TASK – Each entry below is to be duplicated verbatim.

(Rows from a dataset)
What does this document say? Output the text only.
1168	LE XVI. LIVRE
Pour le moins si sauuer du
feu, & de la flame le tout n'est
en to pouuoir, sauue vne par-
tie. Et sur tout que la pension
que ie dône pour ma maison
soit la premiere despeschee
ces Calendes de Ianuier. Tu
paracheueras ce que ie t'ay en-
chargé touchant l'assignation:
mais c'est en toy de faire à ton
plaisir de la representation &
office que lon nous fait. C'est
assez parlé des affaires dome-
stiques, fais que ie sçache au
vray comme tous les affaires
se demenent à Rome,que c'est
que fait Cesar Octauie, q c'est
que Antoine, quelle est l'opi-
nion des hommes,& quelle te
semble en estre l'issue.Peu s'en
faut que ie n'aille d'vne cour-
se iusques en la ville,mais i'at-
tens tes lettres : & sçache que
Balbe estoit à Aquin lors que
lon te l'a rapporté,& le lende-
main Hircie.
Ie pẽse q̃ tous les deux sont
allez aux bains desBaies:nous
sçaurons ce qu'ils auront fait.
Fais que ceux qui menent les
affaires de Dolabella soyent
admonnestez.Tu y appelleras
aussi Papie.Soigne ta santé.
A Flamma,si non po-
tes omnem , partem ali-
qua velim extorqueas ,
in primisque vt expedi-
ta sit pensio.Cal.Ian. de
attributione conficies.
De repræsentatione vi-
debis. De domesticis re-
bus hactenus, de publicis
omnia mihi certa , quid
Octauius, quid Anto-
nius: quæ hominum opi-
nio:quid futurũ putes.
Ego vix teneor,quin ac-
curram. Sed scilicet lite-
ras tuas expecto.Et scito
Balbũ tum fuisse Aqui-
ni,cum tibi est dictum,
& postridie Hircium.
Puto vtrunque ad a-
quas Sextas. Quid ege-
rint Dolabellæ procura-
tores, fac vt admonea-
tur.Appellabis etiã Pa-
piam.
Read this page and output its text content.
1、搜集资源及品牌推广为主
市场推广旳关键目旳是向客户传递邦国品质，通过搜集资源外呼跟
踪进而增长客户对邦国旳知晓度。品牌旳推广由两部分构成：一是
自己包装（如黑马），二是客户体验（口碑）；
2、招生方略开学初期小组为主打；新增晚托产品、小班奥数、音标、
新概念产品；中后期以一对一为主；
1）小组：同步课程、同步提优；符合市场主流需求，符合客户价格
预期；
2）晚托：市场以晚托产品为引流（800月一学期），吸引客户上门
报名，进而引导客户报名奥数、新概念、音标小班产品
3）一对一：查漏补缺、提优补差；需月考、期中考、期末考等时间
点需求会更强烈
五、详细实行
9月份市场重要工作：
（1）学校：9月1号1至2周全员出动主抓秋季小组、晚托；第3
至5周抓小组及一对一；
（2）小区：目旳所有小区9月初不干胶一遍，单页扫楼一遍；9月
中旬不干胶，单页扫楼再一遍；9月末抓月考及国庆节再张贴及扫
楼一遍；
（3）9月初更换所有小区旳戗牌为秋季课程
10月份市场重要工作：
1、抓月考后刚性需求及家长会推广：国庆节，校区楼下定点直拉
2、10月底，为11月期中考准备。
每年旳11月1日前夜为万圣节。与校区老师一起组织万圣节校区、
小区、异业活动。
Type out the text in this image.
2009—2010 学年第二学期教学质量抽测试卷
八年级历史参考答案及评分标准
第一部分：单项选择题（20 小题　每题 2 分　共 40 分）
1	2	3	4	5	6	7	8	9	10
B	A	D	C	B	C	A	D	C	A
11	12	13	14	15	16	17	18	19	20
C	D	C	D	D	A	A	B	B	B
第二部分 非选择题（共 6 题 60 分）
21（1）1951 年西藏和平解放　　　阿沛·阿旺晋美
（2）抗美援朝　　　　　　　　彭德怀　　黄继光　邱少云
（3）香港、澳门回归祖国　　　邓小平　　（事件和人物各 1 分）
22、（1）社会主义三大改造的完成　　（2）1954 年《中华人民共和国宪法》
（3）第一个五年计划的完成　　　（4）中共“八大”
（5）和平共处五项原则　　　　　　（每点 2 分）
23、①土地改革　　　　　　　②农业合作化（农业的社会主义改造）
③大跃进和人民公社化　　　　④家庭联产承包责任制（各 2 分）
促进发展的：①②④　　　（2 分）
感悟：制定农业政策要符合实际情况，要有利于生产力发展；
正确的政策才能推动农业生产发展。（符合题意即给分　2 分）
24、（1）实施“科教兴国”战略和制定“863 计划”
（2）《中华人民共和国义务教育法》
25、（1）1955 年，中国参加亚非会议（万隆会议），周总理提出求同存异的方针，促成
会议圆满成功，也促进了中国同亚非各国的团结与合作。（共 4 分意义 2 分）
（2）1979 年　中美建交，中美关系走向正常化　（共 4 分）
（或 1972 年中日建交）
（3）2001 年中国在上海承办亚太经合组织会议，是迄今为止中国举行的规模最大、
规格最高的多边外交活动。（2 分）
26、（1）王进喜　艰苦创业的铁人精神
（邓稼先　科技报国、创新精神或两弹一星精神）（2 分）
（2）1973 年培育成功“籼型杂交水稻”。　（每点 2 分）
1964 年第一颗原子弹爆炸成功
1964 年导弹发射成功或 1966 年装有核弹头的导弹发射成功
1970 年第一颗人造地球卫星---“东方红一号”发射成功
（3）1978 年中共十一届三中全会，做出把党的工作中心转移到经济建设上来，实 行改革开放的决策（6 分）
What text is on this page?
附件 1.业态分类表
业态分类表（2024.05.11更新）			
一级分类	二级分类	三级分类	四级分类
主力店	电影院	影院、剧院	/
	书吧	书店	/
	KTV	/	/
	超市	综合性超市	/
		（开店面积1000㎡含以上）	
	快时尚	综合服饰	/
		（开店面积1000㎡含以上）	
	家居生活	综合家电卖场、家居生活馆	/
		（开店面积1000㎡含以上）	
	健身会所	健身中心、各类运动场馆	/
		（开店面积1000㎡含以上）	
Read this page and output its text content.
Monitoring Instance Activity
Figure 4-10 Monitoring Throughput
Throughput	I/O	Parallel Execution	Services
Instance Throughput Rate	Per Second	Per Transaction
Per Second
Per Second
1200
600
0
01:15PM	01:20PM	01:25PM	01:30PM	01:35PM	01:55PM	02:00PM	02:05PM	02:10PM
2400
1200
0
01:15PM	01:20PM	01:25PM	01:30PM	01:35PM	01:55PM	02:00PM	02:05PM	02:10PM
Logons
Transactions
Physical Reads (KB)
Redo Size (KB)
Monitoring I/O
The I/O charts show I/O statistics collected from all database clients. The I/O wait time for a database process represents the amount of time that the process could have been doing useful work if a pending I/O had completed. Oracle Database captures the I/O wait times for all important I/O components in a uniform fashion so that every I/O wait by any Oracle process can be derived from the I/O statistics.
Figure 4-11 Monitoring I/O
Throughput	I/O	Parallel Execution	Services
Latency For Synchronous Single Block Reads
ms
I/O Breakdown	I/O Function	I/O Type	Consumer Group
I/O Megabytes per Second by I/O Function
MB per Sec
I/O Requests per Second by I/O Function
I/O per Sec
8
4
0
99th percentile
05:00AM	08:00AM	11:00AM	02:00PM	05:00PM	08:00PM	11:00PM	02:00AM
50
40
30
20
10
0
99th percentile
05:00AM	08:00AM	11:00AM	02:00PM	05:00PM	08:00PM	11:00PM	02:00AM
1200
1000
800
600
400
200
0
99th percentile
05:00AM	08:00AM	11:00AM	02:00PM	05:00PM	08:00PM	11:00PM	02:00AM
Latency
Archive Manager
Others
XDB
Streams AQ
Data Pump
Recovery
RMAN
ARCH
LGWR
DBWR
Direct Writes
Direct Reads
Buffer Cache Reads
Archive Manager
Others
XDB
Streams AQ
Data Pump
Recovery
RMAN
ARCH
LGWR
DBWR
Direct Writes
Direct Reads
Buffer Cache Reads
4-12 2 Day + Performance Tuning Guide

PROBLEM SOLUTION –
What does this document say? Output the text only.
1168	LE XVI. LIVRE
Pour le moins si sauuer du
feu, & de la flame le tout n'est
en to pouuoir, sauue vne par-
tie. Et sur tout que la pension
que ie dône pour ma maison
soit la premiere despeschee
ces Calendes de Ianuier. Tu
paracheueras ce que ie t'ay en-
chargé touchant l'assignation:
mais c'est en toy de faire à ton
plaisir de la representation &
office que lon nous fait. C'est
assez parlé des affaires dome-
stiques, fais que ie sçache au
vray comme tous les affaires
se demenent à Rome,que c'est
que fait Cesar Octauie, q c'est
que Antoine, quelle est l'opi-
nion des hommes,& quelle te
semble en estre l'issue.Peu s'en
faut que ie n'aille d'vne cour-
se iusques en la ville,mais i'at-
tens tes lettres : & sçache que
Balbe estoit à Aquin lors que
lon te l'a rapporté,& le lende-
main Hircie.
Ie pẽse q̃ tous les deux sont
allez aux bains desBaies:nous
sçaurons ce qu'ils auront fait.
Fais que ceux qui menent les
affaires de Dolabella soyent
admonnestez.Tu y appelleras
aussi Papie.Soigne ta santé.
A Flamma,si non po-
tes omnem , partem ali-
qua velim extorqueas ,
in primisque vt expedi-
ta sit pensio.Cal.Ian. de
attributione conficies.
De repræsentatione vi-
debis. De domesticis re-
bus hactenus, de publicis
omnia mihi certa , quid
Octauius, quid Anto-
nius: quæ hominum opi-
nio:quid futurũ putes.
Ego vix teneor,quin ac-
curram. Sed scilicet lite-
ras tuas expecto.Et scito
Balbũ tum fuisse Aqui-
ni,cum tibi est dictum,
& postridie Hircium.
Puto vtrunque ad a-
quas Sextas. Quid ege-
rint Dolabellæ procura-
tores, fac vt admonea-
tur.Appellabis etiã Pa-
piam.
Read this page and output its text content.
1、搜集资源及品牌推广为主
市场推广旳关键目旳是向客户传递邦国品质，通过搜集资源外呼跟
踪进而增长客户对邦国旳知晓度。品牌旳推广由两部分构成：一是
自己包装（如黑马），二是客户体验（口碑）；
2、招生方略开学初期小组为主打；新增晚托产品、小班奥数、音标、
新概念产品；中后期以一对一为主；
1）小组：同步课程、同步提优；符合市场主流需求，符合客户价格
预期；
2）晚托：市场以晚托产品为引流（800月一学期），吸引客户上门
报名，进而引导客户报名奥数、新概念、音标小班产品
3）一对一：查漏补缺、提优补差；需月考、期中考、期末考等时间
点需求会更强烈
五、详细实行
9月份市场重要工作：
（1）学校：9月1号1至2周全员出动主抓秋季小组、晚托；第3
至5周抓小组及一对一；
（2）小区：目旳所有小区9月初不干胶一遍，单页扫楼一遍；9月
中旬不干胶，单页扫楼再一遍；9月末抓月考及国庆节再张贴及扫
楼一遍；
（3）9月初更换所有小区旳戗牌为秋季课程
10月份市场重要工作：
1、抓月考后刚性需求及家长会推广：国庆节，校区楼下定点直拉
2、10月底，为11月期中考准备。
每年旳11月1日前夜为万圣节。与校区老师一起组织万圣节校区、
小区、异业活动。
Type out the text in this image.
2009—2010 学年第二学期教学质量抽测试卷
八年级历史参考答案及评分标准
第一部分：单项选择题（20 小题　每题 2 分　共 40 分）
1	2	3	4	5	6	7	8	9	10
B	A	D	C	B	C	A	D	C	A
11	12	13	14	15	16	17	18	19	20
C	D	C	D	D	A	A	B	B	B
第二部分 非选择题（共 6 题 60 分）
21（1）1951 年西藏和平解放　　　阿沛·阿旺晋美
（2）抗美援朝　　　　　　　　彭德怀　　黄继光　邱少云
（3）香港、澳门回归祖国　　　邓小平　　（事件和人物各 1 分）
22、（1）社会主义三大改造的完成　　（2）1954 年《中华人民共和国宪法》
（3）第一个五年计划的完成　　　（4）中共“八大”
（5）和平共处五项原则　　　　　　（每点 2 分）
23、①土地改革　　　　　　　②农业合作化（农业的社会主义改造）
③大跃进和人民公社化　　　　④家庭联产承包责任制（各 2 分）
促进发展的：①②④　　　（2 分）
感悟：制定农业政策要符合实际情况，要有利于生产力发展；
正确的政策才能推动农业生产发展。（符合题意即给分　2 分）
24、（1）实施“科教兴国”战略和制定“863 计划”
（2）《中华人民共和国义务教育法》
25、（1）1955 年，中国参加亚非会议（万隆会议），周总理提出求同存异的方针，促成
会议圆满成功，也促进了中国同亚非各国的团结与合作。（共 4 分意义 2 分）
（2）1979 年　中美建交，中美关系走向正常化　（共 4 分）
（或 1972 年中日建交）
（3）2001 年中国在上海承办亚太经合组织会议，是迄今为止中国举行的规模最大、
规格最高的多边外交活动。（2 分）
26、（1）王进喜　艰苦创业的铁人精神
（邓稼先　科技报国、创新精神或两弹一星精神）（2 分）
（2）1973 年培育成功“籼型杂交水稻”。　（每点 2 分）
1964 年第一颗原子弹爆炸成功
1964 年导弹发射成功或 1966 年装有核弹头的导弹发射成功
1970 年第一颗人造地球卫星---“东方红一号”发射成功
（3）1978 年中共十一届三中全会，做出把党的工作中心转移到经济建设上来，实 行改革开放的决策（6 分）
What text is on this page?
附件 1.业态分类表
业态分类表（2024.05.11更新）			
一级分类	二级分类	三级分类	四级分类
主力店	电影院	影院、剧院	/
	书吧	书店	/
	KTV	/	/
	超市	综合性超市	/
		（开店面积1000㎡含以上）	
	快时尚	综合服饰	/
		（开店面积1000㎡含以上）	
	家居生活	综合家电卖场、家居生活馆	/
		（开店面积1000㎡含以上）	
	健身会所	健身中心、各类运动场馆	/
		（开店面积1000㎡含以上）	
Read this page and output its text content.
Monitoring Instance Activity
Figure 4-10 Monitoring Throughput
Throughput	I/O	Parallel Execution	Services
Instance Throughput Rate	Per Second	Per Transaction
Per Second
Per Second
1200
600
0
01:15PM	01:20PM	01:25PM	01:30PM	01:35PM	01:55PM	02:00PM	02:05PM	02:10PM
2400
1200
0
01:15PM	01:20PM	01:25PM	01:30PM	01:35PM	01:55PM	02:00PM	02:05PM	02:10PM
Logons
Transactions
Physical Reads (KB)
Redo Size (KB)
Monitoring I/O
The I/O charts show I/O statistics collected from all database clients. The I/O wait time for a database process represents the amount of time that the process could have been doing useful work if a pending I/O had completed. Oracle Database captures the I/O wait times for all important I/O components in a uniform fashion so that every I/O wait by any Oracle process can be derived from the I/O statistics.
Figure 4-11 Monitoring I/O
Throughput	I/O	Parallel Execution	Services
Latency For Synchronous Single Block Reads
ms
I/O Breakdown	I/O Function	I/O Type	Consumer Group
I/O Megabytes per Second by I/O Function
MB per Sec
I/O Requests per Second by I/O Function
I/O per Sec
8
4
0
99th percentile
05:00AM	08:00AM	11:00AM	02:00PM	05:00PM	08:00PM	11:00PM	02:00AM
50
40
30
20
10
0
99th percentile
05:00AM	08:00AM	11:00AM	02:00PM	05:00PM	08:00PM	11:00PM	02:00AM
1200
1000
800
600
400
200
0
99th percentile
05:00AM	08:00AM	11:00AM	02:00PM	05:00PM	08:00PM	11:00PM	02:00AM
Latency
Archive Manager
Others
XDB
Streams AQ
Data Pump
Recovery
RMAN
ARCH
LGWR
DBWR
Direct Writes
Direct Reads
Buffer Cache Reads
Archive Manager
Others
XDB
Streams AQ
Data Pump
Recovery
RMAN
ARCH
LGWR
DBWR
Direct Writes
Direct Reads
Buffer Cache Reads
4-12 2 Day + Performance Tuning Guide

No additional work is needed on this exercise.